## YOUR GOAL
Copy all lines that contain the word "text".

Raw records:
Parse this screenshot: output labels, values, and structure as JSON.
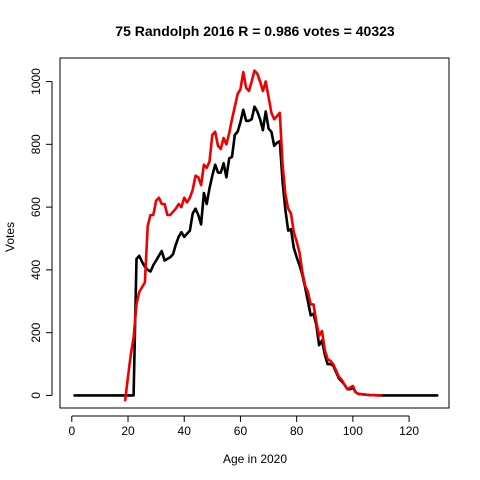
{
  "chart_data": {
    "type": "line",
    "title": "75 Randolph 2016 R = 0.986 votes = 40323",
    "xlabel": "Age in 2020",
    "ylabel": "Votes",
    "xlim": [
      -4.2,
      134.2
    ],
    "ylim": [
      -40,
      1075
    ],
    "x_ticks": [
      0,
      20,
      40,
      60,
      80,
      100,
      120
    ],
    "y_ticks": [
      0,
      200,
      400,
      600,
      800,
      1000
    ],
    "grid": false,
    "series": [
      {
        "color": "#000000",
        "points": [
          [
            1,
            0
          ],
          [
            5,
            0
          ],
          [
            10,
            0
          ],
          [
            15,
            0
          ],
          [
            20,
            0
          ],
          [
            22,
            0
          ],
          [
            23,
            435
          ],
          [
            24,
            445
          ],
          [
            25,
            425
          ],
          [
            26,
            410
          ],
          [
            27,
            400
          ],
          [
            28,
            395
          ],
          [
            29,
            415
          ],
          [
            30,
            430
          ],
          [
            31,
            445
          ],
          [
            32,
            460
          ],
          [
            33,
            430
          ],
          [
            34,
            435
          ],
          [
            35,
            440
          ],
          [
            36,
            450
          ],
          [
            37,
            480
          ],
          [
            38,
            505
          ],
          [
            39,
            520
          ],
          [
            40,
            505
          ],
          [
            41,
            515
          ],
          [
            42,
            525
          ],
          [
            43,
            580
          ],
          [
            44,
            595
          ],
          [
            45,
            575
          ],
          [
            46,
            545
          ],
          [
            47,
            645
          ],
          [
            48,
            610
          ],
          [
            49,
            660
          ],
          [
            50,
            700
          ],
          [
            51,
            735
          ],
          [
            52,
            710
          ],
          [
            53,
            710
          ],
          [
            54,
            740
          ],
          [
            55,
            695
          ],
          [
            56,
            755
          ],
          [
            57,
            760
          ],
          [
            58,
            830
          ],
          [
            59,
            840
          ],
          [
            60,
            870
          ],
          [
            61,
            910
          ],
          [
            62,
            875
          ],
          [
            63,
            875
          ],
          [
            64,
            880
          ],
          [
            65,
            920
          ],
          [
            66,
            905
          ],
          [
            67,
            880
          ],
          [
            68,
            845
          ],
          [
            69,
            905
          ],
          [
            70,
            850
          ],
          [
            71,
            840
          ],
          [
            72,
            795
          ],
          [
            73,
            805
          ],
          [
            74,
            810
          ],
          [
            75,
            680
          ],
          [
            76,
            590
          ],
          [
            77,
            525
          ],
          [
            78,
            530
          ],
          [
            79,
            470
          ],
          [
            80,
            440
          ],
          [
            81,
            415
          ],
          [
            82,
            385
          ],
          [
            83,
            345
          ],
          [
            84,
            300
          ],
          [
            85,
            255
          ],
          [
            86,
            260
          ],
          [
            87,
            225
          ],
          [
            88,
            160
          ],
          [
            89,
            175
          ],
          [
            90,
            130
          ],
          [
            91,
            100
          ],
          [
            92,
            100
          ],
          [
            93,
            95
          ],
          [
            94,
            75
          ],
          [
            95,
            55
          ],
          [
            96,
            45
          ],
          [
            97,
            35
          ],
          [
            98,
            20
          ],
          [
            99,
            20
          ],
          [
            100,
            25
          ],
          [
            101,
            10
          ],
          [
            102,
            5
          ],
          [
            104,
            3
          ],
          [
            106,
            1
          ],
          [
            110,
            0
          ],
          [
            115,
            0
          ],
          [
            120,
            0
          ],
          [
            125,
            0
          ],
          [
            130,
            0
          ]
        ]
      },
      {
        "color": "#ee0000",
        "points": [
          [
            19,
            -15
          ],
          [
            20,
            60
          ],
          [
            21,
            130
          ],
          [
            22,
            185
          ],
          [
            23,
            290
          ],
          [
            24,
            330
          ],
          [
            25,
            345
          ],
          [
            26,
            360
          ],
          [
            27,
            540
          ],
          [
            28,
            575
          ],
          [
            29,
            575
          ],
          [
            30,
            620
          ],
          [
            31,
            630
          ],
          [
            32,
            610
          ],
          [
            33,
            610
          ],
          [
            34,
            575
          ],
          [
            35,
            575
          ],
          [
            36,
            585
          ],
          [
            37,
            595
          ],
          [
            38,
            610
          ],
          [
            39,
            600
          ],
          [
            40,
            630
          ],
          [
            41,
            615
          ],
          [
            42,
            630
          ],
          [
            43,
            655
          ],
          [
            44,
            700
          ],
          [
            45,
            695
          ],
          [
            46,
            670
          ],
          [
            47,
            735
          ],
          [
            48,
            725
          ],
          [
            49,
            745
          ],
          [
            50,
            830
          ],
          [
            51,
            840
          ],
          [
            52,
            795
          ],
          [
            53,
            785
          ],
          [
            54,
            820
          ],
          [
            55,
            800
          ],
          [
            56,
            835
          ],
          [
            57,
            880
          ],
          [
            58,
            920
          ],
          [
            59,
            960
          ],
          [
            60,
            975
          ],
          [
            61,
            1030
          ],
          [
            62,
            980
          ],
          [
            63,
            970
          ],
          [
            64,
            1000
          ],
          [
            65,
            1035
          ],
          [
            66,
            1025
          ],
          [
            67,
            1000
          ],
          [
            68,
            970
          ],
          [
            69,
            1000
          ],
          [
            70,
            950
          ],
          [
            71,
            900
          ],
          [
            72,
            880
          ],
          [
            73,
            890
          ],
          [
            74,
            900
          ],
          [
            75,
            735
          ],
          [
            76,
            640
          ],
          [
            77,
            595
          ],
          [
            78,
            580
          ],
          [
            79,
            520
          ],
          [
            80,
            490
          ],
          [
            81,
            455
          ],
          [
            82,
            395
          ],
          [
            83,
            350
          ],
          [
            84,
            330
          ],
          [
            85,
            290
          ],
          [
            86,
            290
          ],
          [
            87,
            235
          ],
          [
            88,
            190
          ],
          [
            89,
            205
          ],
          [
            90,
            145
          ],
          [
            91,
            115
          ],
          [
            92,
            110
          ],
          [
            93,
            100
          ],
          [
            94,
            80
          ],
          [
            95,
            60
          ],
          [
            96,
            50
          ],
          [
            97,
            35
          ],
          [
            98,
            20
          ],
          [
            99,
            25
          ],
          [
            100,
            30
          ],
          [
            101,
            10
          ],
          [
            102,
            5
          ],
          [
            104,
            3
          ],
          [
            106,
            1
          ],
          [
            110,
            0
          ]
        ]
      }
    ]
  }
}
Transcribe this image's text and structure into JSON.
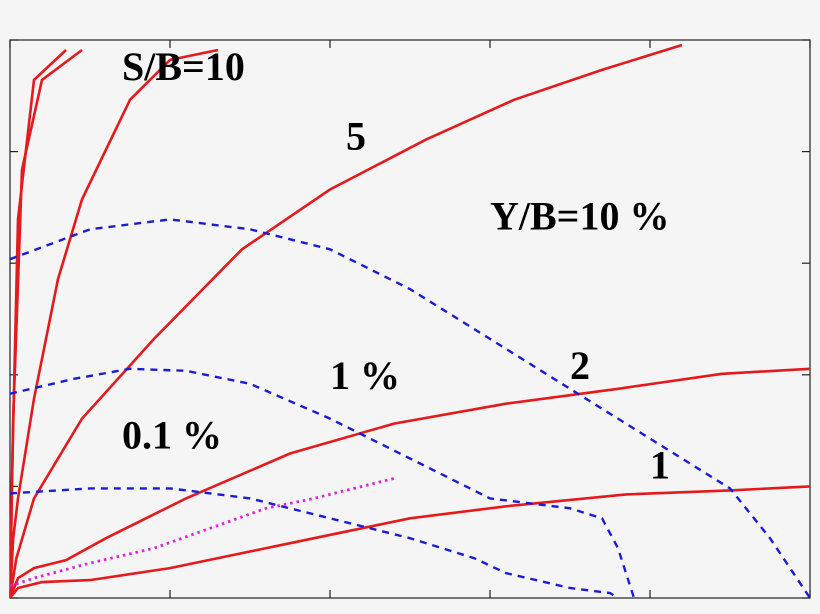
{
  "chart_data": {
    "type": "line",
    "grid": false,
    "series": [
      {
        "name": "S/B=10",
        "style": "solid",
        "color": "#e41a1c",
        "points": [
          [
            0,
            0
          ],
          [
            0.05,
            2
          ],
          [
            0.4,
            18
          ],
          [
            1.5,
            43
          ],
          [
            4,
            52
          ],
          [
            9,
            55
          ]
        ]
      },
      {
        "name": "S/B=10",
        "style": "solid",
        "color": "#e41a1c",
        "points": [
          [
            0,
            0
          ],
          [
            0.05,
            2
          ],
          [
            0.3,
            14
          ],
          [
            1,
            38
          ],
          [
            3,
            52
          ],
          [
            7,
            55
          ]
        ]
      },
      {
        "name": "S/B=10",
        "style": "solid",
        "color": "#e41a1c",
        "points": [
          [
            0,
            0
          ],
          [
            0.4,
            6
          ],
          [
            1,
            10
          ],
          [
            3,
            20
          ],
          [
            6,
            32
          ],
          [
            9,
            40
          ],
          [
            15,
            50
          ],
          [
            20,
            54
          ],
          [
            26,
            55
          ]
        ]
      },
      {
        "name": "5",
        "style": "solid",
        "color": "#e41a1c",
        "points": [
          [
            0,
            0
          ],
          [
            0.8,
            4
          ],
          [
            3,
            10
          ],
          [
            9,
            18
          ],
          [
            18,
            26
          ],
          [
            29,
            35
          ],
          [
            40,
            41
          ],
          [
            52,
            46
          ],
          [
            63,
            50
          ],
          [
            74,
            53
          ],
          [
            84,
            55.5
          ]
        ]
      },
      {
        "name": "2",
        "style": "solid",
        "color": "#e41a1c",
        "points": [
          [
            0,
            0
          ],
          [
            1,
            2
          ],
          [
            3,
            3
          ],
          [
            7,
            3.8
          ],
          [
            12,
            6
          ],
          [
            22,
            10
          ],
          [
            35,
            14.5
          ],
          [
            48,
            17.5
          ],
          [
            62,
            19.5
          ],
          [
            76,
            21
          ],
          [
            89,
            22.5
          ],
          [
            100,
            23
          ]
        ]
      },
      {
        "name": "1",
        "style": "solid",
        "color": "#e41a1c",
        "points": [
          [
            0,
            0
          ],
          [
            1,
            1
          ],
          [
            4,
            1.6
          ],
          [
            10,
            1.8
          ],
          [
            20,
            3
          ],
          [
            35,
            5.5
          ],
          [
            50,
            8
          ],
          [
            62,
            9.2
          ],
          [
            77,
            10.4
          ],
          [
            90,
            10.8
          ],
          [
            100,
            11.2
          ]
        ]
      },
      {
        "name": "Y/B=10 %",
        "style": "dashed",
        "color": "#1a1adb",
        "points": [
          [
            0,
            34
          ],
          [
            10,
            37
          ],
          [
            20,
            38
          ],
          [
            30,
            37
          ],
          [
            40,
            35
          ],
          [
            50,
            31
          ],
          [
            60,
            26
          ],
          [
            70,
            21
          ],
          [
            80,
            16
          ],
          [
            90,
            11
          ],
          [
            95,
            6
          ],
          [
            100,
            0
          ]
        ]
      },
      {
        "name": "1 %",
        "style": "dashed",
        "color": "#1a1adb",
        "points": [
          [
            0,
            20.5
          ],
          [
            8,
            22
          ],
          [
            15,
            23
          ],
          [
            22,
            22.8
          ],
          [
            30,
            21.5
          ],
          [
            40,
            18
          ],
          [
            50,
            14
          ],
          [
            60,
            10
          ],
          [
            70,
            9
          ],
          [
            74,
            8
          ],
          [
            76,
            5
          ],
          [
            78,
            0
          ]
        ]
      },
      {
        "name": "0.1 %",
        "style": "dashed",
        "color": "#1a1adb",
        "points": [
          [
            0,
            10.5
          ],
          [
            10,
            11
          ],
          [
            20,
            11
          ],
          [
            30,
            10
          ],
          [
            40,
            8
          ],
          [
            50,
            6
          ],
          [
            58,
            4
          ],
          [
            62,
            2.5
          ],
          [
            70,
            1
          ],
          [
            75,
            0.5
          ],
          [
            76,
            0
          ]
        ]
      },
      {
        "name": "",
        "style": "dotted",
        "color": "#e020e0",
        "points": [
          [
            0,
            1.2
          ],
          [
            3,
            2
          ],
          [
            10,
            3.5
          ],
          [
            18,
            5
          ],
          [
            25,
            7
          ],
          [
            32,
            9
          ],
          [
            38,
            10
          ],
          [
            43,
            11
          ],
          [
            48,
            12
          ]
        ]
      }
    ],
    "labels": [
      {
        "text": "S/B=10",
        "x": 14,
        "y": 52
      },
      {
        "text": "5",
        "x": 42,
        "y": 45
      },
      {
        "text": "Y/B=10 %",
        "x": 60,
        "y": 37
      },
      {
        "text": "1 %",
        "x": 40,
        "y": 21
      },
      {
        "text": "2",
        "x": 70,
        "y": 22
      },
      {
        "text": "0.1 %",
        "x": 14,
        "y": 15
      },
      {
        "text": "1",
        "x": 80,
        "y": 12
      }
    ],
    "xlim": [
      0,
      100
    ],
    "ylim": [
      0,
      56
    ],
    "xticks": [
      0,
      20,
      40,
      60,
      80,
      100
    ],
    "yticks": [
      0,
      11.2,
      22.4,
      33.6,
      44.8,
      56
    ]
  }
}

## PROBLEM SOLUTION
Transcribe this image's text and structure into JSON.
        "text": "S/B=10",
        "text": "5",
        "text": "Y/B=10 %",
        "text": "1 %",
        "text": "2",
        "text": "0.1 %",
        "text": "1",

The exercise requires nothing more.